:: Dataset entries
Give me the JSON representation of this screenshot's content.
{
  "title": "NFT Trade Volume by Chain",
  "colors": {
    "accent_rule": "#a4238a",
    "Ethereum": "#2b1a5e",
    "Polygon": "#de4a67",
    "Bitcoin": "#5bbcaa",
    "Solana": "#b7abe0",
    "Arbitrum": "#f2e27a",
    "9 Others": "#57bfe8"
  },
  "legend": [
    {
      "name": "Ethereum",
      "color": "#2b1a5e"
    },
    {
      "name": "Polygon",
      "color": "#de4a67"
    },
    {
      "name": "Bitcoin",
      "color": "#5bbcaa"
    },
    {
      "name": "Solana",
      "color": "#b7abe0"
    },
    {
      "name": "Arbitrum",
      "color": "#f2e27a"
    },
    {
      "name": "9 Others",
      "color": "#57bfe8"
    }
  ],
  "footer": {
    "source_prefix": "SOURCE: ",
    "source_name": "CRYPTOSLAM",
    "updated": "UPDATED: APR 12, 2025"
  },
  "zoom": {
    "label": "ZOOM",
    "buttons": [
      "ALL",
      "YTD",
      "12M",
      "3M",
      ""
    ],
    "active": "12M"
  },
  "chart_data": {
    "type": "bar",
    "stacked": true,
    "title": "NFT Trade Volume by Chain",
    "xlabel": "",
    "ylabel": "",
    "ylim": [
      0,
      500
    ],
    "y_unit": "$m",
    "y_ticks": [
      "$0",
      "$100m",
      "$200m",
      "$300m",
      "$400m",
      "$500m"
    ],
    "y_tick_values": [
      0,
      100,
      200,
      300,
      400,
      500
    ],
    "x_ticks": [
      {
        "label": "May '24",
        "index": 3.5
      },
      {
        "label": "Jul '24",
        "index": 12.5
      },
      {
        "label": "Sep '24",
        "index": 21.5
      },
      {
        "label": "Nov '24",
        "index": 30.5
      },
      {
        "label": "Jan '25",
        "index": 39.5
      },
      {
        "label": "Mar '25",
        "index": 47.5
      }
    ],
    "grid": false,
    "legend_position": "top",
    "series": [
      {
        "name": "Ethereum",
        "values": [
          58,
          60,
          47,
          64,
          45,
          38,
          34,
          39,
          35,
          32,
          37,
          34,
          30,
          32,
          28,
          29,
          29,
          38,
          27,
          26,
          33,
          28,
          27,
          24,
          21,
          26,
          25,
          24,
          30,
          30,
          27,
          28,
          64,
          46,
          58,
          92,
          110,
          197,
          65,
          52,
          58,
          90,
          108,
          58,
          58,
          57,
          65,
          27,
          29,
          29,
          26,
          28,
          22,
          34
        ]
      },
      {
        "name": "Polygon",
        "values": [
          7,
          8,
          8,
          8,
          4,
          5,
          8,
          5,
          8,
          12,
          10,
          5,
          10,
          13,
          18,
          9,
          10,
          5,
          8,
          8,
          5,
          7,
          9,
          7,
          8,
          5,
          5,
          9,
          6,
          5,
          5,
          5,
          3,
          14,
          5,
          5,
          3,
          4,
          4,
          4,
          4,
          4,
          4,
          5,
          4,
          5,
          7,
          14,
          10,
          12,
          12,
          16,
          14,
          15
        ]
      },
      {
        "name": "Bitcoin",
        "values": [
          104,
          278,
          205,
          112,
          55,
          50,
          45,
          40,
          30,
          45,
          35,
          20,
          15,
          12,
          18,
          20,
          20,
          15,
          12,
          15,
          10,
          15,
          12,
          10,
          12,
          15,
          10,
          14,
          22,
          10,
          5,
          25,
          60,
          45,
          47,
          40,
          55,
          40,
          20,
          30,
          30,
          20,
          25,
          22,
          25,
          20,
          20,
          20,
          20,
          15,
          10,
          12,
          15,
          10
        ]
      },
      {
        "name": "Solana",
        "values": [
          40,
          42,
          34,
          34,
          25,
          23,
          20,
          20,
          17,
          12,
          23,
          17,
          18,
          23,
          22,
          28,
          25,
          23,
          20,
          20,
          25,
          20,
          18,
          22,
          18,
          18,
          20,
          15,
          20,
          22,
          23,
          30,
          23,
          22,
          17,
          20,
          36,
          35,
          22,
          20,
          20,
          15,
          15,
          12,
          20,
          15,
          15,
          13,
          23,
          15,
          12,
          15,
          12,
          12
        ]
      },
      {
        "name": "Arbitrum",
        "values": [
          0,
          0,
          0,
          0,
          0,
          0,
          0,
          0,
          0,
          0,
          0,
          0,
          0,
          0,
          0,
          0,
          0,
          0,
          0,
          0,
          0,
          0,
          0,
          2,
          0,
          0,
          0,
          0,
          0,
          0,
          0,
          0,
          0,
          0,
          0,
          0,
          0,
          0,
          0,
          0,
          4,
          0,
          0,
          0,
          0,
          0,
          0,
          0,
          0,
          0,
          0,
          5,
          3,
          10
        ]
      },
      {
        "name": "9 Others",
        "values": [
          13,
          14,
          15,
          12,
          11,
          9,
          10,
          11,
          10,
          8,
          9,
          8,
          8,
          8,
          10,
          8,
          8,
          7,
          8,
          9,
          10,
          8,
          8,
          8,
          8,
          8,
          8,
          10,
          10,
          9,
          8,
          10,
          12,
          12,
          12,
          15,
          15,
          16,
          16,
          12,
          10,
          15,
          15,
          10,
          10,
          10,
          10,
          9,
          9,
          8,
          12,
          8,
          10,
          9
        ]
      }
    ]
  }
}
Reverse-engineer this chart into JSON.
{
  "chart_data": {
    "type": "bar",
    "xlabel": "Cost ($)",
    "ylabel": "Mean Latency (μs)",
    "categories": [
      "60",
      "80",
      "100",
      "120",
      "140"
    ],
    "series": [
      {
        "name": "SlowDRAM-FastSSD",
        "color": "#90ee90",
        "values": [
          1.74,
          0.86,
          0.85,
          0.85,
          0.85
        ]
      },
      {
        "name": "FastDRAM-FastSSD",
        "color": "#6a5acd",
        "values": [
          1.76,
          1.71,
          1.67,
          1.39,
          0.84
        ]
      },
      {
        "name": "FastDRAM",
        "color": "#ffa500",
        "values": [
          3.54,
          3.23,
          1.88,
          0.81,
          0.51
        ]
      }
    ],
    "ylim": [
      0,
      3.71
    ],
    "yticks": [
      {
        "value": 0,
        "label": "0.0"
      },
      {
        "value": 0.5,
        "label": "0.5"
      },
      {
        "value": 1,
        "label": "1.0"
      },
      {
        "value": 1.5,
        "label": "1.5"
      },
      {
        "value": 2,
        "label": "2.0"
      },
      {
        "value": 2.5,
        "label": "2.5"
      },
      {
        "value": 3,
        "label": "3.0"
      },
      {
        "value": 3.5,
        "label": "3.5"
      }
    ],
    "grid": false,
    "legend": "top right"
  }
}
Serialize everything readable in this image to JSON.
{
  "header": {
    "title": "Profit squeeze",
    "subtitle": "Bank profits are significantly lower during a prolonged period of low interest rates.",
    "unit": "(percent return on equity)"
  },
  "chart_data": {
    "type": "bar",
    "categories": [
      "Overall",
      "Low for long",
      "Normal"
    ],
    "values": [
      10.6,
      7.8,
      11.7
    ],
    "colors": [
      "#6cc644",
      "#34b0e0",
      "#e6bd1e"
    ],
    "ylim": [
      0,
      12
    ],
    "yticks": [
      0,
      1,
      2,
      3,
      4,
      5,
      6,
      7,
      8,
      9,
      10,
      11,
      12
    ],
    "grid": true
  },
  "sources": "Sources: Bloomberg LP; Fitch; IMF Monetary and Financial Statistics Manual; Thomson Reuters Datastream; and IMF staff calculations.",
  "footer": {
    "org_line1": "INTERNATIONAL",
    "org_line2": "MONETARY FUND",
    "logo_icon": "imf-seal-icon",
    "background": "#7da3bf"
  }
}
::::
» What you have to do
Write only the number of lines in the records that include the word "Chain".

» Finished exercise
2